Instructions to follow:
In the entries starting at the first line and ending at the line containing "feature label: stealth appearance: WITH", swap "body text" for "paragraph text". Write those lines out again with everything else left unchanged.

Spatial layout entries
────────────────

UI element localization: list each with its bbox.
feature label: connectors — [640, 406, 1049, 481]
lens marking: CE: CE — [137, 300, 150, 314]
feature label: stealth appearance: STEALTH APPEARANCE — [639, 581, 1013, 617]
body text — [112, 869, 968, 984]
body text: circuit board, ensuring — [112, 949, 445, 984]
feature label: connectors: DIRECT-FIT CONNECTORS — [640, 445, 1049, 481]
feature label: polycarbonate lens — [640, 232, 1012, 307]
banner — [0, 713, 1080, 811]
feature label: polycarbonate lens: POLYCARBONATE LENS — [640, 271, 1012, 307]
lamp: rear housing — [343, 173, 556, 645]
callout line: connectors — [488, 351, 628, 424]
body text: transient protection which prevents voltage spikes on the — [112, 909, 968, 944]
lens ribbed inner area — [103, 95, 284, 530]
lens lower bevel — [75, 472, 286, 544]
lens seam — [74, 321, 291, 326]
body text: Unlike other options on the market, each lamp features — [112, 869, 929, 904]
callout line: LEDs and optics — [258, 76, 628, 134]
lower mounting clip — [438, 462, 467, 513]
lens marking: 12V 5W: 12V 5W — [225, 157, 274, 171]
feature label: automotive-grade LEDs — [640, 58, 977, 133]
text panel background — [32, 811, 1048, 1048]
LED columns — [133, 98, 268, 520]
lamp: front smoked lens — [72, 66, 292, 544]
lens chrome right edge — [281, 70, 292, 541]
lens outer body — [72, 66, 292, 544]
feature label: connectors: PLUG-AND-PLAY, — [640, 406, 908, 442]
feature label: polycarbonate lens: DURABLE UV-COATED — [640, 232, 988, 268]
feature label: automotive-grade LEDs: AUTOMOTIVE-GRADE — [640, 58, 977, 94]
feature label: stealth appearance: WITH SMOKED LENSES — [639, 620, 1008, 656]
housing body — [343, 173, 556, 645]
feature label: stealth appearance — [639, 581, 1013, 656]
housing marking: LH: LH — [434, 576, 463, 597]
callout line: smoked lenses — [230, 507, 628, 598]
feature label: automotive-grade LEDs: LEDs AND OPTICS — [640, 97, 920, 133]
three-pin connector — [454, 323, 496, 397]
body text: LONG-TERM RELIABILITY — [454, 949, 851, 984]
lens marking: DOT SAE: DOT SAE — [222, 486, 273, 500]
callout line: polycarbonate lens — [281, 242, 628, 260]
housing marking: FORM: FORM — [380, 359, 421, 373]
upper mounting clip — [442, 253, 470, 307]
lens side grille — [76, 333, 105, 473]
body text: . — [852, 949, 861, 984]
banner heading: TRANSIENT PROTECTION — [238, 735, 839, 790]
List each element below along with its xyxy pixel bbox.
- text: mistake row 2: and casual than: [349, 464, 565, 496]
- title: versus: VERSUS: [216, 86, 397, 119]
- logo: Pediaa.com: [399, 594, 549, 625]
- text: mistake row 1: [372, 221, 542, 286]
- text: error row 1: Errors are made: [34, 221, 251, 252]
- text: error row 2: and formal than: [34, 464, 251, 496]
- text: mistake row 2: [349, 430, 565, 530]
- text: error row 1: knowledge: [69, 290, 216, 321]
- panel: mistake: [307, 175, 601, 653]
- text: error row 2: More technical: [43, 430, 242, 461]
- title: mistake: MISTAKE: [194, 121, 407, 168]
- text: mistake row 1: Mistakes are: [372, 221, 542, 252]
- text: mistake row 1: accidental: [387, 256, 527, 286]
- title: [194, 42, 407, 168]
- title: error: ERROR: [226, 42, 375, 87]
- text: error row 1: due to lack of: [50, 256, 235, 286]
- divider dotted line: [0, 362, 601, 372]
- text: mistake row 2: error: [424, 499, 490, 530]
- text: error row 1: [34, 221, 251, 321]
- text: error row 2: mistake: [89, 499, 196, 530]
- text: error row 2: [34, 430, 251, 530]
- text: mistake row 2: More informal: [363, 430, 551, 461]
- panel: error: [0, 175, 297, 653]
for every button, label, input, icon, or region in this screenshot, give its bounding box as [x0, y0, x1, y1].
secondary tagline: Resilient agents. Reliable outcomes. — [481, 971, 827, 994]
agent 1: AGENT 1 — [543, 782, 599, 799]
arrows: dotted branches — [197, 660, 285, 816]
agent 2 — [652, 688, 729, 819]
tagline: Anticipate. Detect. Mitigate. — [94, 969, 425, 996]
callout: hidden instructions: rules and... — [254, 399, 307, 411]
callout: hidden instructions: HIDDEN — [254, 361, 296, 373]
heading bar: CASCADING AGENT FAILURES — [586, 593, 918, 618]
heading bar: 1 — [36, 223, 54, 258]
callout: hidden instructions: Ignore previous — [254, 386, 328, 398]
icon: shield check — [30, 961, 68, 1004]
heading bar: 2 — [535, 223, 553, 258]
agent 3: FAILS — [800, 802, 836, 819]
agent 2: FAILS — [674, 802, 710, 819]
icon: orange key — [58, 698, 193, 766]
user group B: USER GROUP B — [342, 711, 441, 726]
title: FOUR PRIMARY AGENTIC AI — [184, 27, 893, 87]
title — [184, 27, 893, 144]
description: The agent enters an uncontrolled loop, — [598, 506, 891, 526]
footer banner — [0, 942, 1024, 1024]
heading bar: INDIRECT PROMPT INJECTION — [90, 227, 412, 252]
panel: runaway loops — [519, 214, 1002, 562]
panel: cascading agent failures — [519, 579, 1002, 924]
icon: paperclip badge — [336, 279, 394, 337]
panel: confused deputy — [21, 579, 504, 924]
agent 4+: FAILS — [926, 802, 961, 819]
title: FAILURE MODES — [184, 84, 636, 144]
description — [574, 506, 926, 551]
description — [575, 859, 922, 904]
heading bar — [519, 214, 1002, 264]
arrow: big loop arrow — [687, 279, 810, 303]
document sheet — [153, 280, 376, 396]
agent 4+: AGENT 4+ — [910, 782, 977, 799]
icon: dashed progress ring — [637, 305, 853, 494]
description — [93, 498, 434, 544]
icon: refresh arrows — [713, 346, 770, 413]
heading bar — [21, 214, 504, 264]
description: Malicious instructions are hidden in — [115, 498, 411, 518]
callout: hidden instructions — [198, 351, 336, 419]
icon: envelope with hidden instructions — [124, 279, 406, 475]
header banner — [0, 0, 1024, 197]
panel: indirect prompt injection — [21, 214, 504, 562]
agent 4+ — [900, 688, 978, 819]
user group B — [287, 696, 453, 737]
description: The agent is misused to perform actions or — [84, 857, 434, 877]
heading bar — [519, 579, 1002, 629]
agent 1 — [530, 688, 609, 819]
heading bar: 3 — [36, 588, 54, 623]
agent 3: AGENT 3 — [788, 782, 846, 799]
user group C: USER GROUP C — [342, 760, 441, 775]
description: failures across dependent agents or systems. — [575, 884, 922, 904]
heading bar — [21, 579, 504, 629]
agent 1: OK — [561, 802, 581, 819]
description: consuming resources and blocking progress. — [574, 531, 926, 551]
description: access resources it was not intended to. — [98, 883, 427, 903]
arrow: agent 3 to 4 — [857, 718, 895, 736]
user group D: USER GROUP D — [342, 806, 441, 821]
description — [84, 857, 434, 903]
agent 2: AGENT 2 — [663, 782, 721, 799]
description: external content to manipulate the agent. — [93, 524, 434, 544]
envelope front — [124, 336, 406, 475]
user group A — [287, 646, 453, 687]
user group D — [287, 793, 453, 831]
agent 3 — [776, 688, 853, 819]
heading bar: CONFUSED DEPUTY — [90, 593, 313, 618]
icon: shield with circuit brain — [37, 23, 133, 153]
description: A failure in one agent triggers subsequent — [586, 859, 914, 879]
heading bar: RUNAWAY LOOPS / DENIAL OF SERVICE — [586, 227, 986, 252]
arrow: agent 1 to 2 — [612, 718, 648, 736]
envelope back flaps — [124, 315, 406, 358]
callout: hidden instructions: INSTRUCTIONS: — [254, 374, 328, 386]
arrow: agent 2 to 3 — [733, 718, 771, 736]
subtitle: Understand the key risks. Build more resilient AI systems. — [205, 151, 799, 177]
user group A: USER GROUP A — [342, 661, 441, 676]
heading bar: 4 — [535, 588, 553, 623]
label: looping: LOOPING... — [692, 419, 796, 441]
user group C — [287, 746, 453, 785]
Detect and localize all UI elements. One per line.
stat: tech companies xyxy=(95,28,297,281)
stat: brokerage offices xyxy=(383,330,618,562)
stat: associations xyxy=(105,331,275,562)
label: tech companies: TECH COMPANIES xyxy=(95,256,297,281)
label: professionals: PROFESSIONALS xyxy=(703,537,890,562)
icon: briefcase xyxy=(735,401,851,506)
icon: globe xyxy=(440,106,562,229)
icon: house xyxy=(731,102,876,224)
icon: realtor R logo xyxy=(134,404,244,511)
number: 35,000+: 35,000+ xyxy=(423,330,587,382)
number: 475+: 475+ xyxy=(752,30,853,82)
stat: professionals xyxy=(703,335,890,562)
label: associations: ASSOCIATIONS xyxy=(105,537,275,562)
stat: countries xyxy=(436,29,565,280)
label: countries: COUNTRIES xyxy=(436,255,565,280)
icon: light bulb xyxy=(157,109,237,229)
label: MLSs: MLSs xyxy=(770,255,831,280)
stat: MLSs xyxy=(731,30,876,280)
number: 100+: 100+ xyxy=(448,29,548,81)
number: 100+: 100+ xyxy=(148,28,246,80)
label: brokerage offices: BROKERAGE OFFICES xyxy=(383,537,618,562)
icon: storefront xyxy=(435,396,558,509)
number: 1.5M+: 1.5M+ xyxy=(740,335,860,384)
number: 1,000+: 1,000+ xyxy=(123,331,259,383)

────────────────

Response to the task:
UI element localization: list each with its bbox.
feature label: connectors — [640, 406, 1049, 481]
lens marking: CE: CE — [137, 300, 150, 314]
feature label: stealth appearance: STEALTH APPEARANCE — [639, 581, 1013, 617]
paragraph text — [112, 869, 968, 984]
paragraph text: circuit board, ensuring — [112, 949, 445, 984]
feature label: connectors: DIRECT-FIT CONNECTORS — [640, 445, 1049, 481]
feature label: polycarbonate lens — [640, 232, 1012, 307]
banner — [0, 713, 1080, 811]
feature label: polycarbonate lens: POLYCARBONATE LENS — [640, 271, 1012, 307]
lamp: rear housing — [343, 173, 556, 645]
callout line: connectors — [488, 351, 628, 424]
paragraph text: transient protection which prevents voltage spikes on the — [112, 909, 968, 944]
lens ribbed inner area — [103, 95, 284, 530]
lens lower bevel — [75, 472, 286, 544]
lens seam — [74, 321, 291, 326]
paragraph text: Unlike other options on the market, each lamp features — [112, 869, 929, 904]
callout line: LEDs and optics — [258, 76, 628, 134]
lower mounting clip — [438, 462, 467, 513]
lens marking: 12V 5W: 12V 5W — [225, 157, 274, 171]
feature label: automotive-grade LEDs — [640, 58, 977, 133]
text panel background — [32, 811, 1048, 1048]
LED columns — [133, 98, 268, 520]
lamp: front smoked lens — [72, 66, 292, 544]
lens chrome right edge — [281, 70, 292, 541]
lens outer body — [72, 66, 292, 544]
feature label: connectors: PLUG-AND-PLAY, — [640, 406, 908, 442]
feature label: polycarbonate lens: DURABLE UV-COATED — [640, 232, 988, 268]
feature label: automotive-grade LEDs: AUTOMOTIVE-GRADE — [640, 58, 977, 94]
feature label: stealth appearance: WITH SMOKED LENSES — [639, 620, 1008, 656]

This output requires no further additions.